WHAT YOU WILL DO: Lines containing the word "this" are the ones to copy from the records below.

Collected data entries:

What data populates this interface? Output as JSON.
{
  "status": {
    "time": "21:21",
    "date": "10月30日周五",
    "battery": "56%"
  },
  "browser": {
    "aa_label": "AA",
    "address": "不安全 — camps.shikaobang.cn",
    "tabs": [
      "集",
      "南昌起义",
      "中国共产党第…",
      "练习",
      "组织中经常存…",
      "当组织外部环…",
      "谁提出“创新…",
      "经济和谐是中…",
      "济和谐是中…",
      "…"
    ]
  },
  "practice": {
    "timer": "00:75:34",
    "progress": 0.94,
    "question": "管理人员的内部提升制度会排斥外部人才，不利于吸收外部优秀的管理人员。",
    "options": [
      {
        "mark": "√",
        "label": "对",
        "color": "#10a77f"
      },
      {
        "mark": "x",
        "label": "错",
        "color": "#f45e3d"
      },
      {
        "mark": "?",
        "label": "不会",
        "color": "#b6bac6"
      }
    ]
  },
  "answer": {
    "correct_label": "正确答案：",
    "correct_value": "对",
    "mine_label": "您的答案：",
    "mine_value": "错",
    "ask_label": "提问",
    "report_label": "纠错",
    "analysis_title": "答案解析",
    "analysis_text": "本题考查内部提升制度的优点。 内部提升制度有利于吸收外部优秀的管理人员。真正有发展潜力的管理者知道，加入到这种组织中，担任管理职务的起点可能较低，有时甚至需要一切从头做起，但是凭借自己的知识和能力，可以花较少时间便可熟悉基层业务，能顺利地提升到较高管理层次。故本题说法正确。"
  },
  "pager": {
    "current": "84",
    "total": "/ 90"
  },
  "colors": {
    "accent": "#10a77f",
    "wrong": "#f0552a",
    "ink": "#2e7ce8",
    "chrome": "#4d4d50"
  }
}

* * *

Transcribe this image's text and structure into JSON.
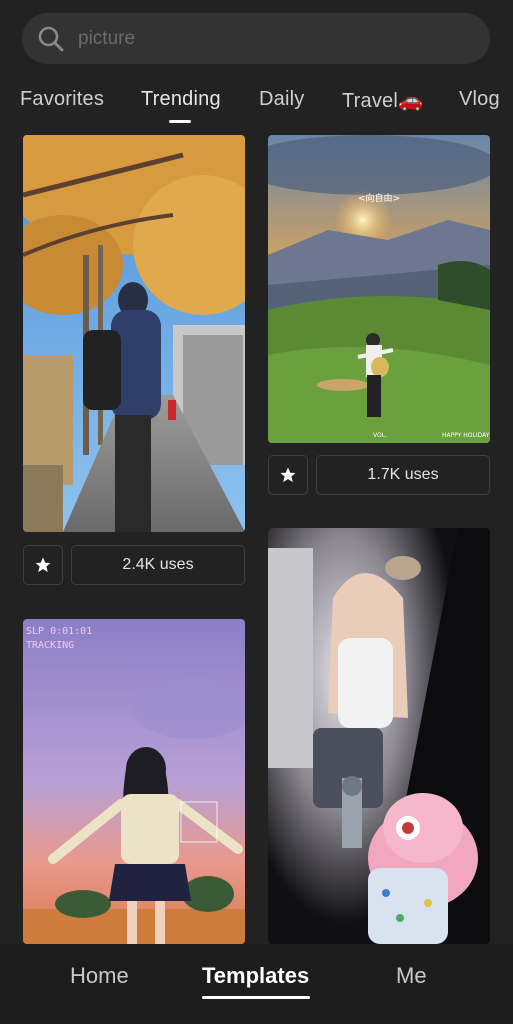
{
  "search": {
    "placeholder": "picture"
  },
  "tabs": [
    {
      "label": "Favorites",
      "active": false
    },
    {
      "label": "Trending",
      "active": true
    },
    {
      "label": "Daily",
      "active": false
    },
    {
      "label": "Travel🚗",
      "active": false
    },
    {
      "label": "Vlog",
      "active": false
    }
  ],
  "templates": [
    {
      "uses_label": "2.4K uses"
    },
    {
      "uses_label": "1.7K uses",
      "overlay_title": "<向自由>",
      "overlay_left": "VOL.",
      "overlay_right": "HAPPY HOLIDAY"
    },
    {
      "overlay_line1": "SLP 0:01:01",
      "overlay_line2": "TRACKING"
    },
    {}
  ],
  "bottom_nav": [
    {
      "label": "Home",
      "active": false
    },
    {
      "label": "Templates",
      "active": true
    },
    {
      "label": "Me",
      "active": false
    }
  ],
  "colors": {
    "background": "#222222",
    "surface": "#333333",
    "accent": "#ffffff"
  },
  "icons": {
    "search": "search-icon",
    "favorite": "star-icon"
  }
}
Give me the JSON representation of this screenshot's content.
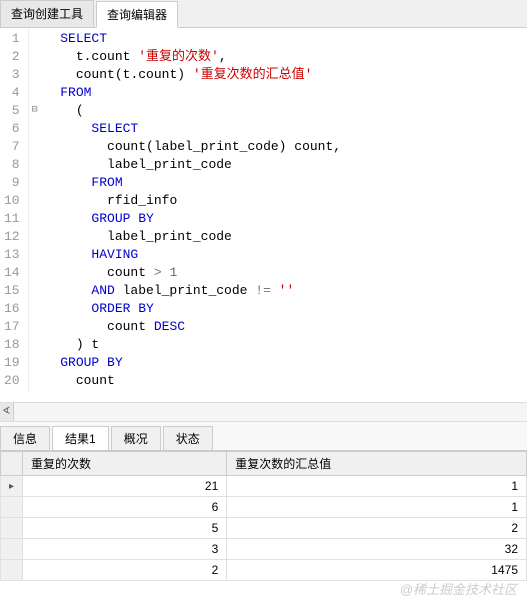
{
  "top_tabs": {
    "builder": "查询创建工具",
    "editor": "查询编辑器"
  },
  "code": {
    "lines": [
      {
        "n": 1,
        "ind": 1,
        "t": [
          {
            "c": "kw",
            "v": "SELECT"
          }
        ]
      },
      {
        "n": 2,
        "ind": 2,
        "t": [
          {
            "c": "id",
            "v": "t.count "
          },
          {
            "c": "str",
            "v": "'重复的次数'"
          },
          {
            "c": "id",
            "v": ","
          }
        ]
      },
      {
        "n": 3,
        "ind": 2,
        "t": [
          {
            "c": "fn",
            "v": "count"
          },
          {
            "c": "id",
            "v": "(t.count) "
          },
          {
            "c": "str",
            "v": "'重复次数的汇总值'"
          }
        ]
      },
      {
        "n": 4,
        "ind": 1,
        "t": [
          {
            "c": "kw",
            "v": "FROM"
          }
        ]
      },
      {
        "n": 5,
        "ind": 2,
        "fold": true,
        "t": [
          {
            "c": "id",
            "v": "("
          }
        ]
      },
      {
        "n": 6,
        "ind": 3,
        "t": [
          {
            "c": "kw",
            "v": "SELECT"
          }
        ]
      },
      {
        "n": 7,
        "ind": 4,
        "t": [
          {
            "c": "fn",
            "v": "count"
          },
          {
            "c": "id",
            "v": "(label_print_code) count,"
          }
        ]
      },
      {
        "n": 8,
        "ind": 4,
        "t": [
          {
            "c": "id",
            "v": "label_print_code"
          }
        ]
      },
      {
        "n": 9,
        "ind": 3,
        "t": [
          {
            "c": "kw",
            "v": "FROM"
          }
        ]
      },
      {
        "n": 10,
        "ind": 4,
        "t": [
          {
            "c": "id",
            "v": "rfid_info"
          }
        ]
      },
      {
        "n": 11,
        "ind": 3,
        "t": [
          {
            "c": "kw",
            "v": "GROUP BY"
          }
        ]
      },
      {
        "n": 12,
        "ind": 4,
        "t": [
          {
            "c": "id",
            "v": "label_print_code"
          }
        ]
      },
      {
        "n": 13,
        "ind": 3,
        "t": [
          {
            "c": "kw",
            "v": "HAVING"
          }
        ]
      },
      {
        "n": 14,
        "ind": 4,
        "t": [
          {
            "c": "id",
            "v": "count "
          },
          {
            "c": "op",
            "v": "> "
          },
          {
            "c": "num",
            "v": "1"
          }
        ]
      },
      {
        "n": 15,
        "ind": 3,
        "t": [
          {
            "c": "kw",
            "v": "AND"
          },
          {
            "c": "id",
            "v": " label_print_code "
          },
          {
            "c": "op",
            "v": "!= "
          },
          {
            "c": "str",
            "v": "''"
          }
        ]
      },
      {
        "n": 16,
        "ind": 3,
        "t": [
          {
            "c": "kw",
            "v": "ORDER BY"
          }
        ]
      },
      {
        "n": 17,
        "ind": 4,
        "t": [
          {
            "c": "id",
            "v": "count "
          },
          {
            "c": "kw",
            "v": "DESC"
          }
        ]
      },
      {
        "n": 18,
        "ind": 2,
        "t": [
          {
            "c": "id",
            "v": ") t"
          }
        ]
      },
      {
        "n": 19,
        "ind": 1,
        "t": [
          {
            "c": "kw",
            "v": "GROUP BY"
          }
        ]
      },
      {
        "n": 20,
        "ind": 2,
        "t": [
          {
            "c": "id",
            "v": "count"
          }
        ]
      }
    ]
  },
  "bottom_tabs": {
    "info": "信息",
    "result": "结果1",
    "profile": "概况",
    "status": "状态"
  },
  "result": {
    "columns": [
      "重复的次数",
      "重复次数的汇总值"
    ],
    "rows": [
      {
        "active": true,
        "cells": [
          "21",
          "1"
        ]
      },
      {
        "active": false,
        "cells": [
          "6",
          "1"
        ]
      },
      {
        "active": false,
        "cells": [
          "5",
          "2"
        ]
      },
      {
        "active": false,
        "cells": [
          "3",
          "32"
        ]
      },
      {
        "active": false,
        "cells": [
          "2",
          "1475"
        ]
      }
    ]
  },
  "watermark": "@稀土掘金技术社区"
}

WRITTEN RESPONSE:
What data populates this interface? Output as JSON.
Transcribe this image's text and structure into JSON.
Give me the JSON representation of this screenshot's content.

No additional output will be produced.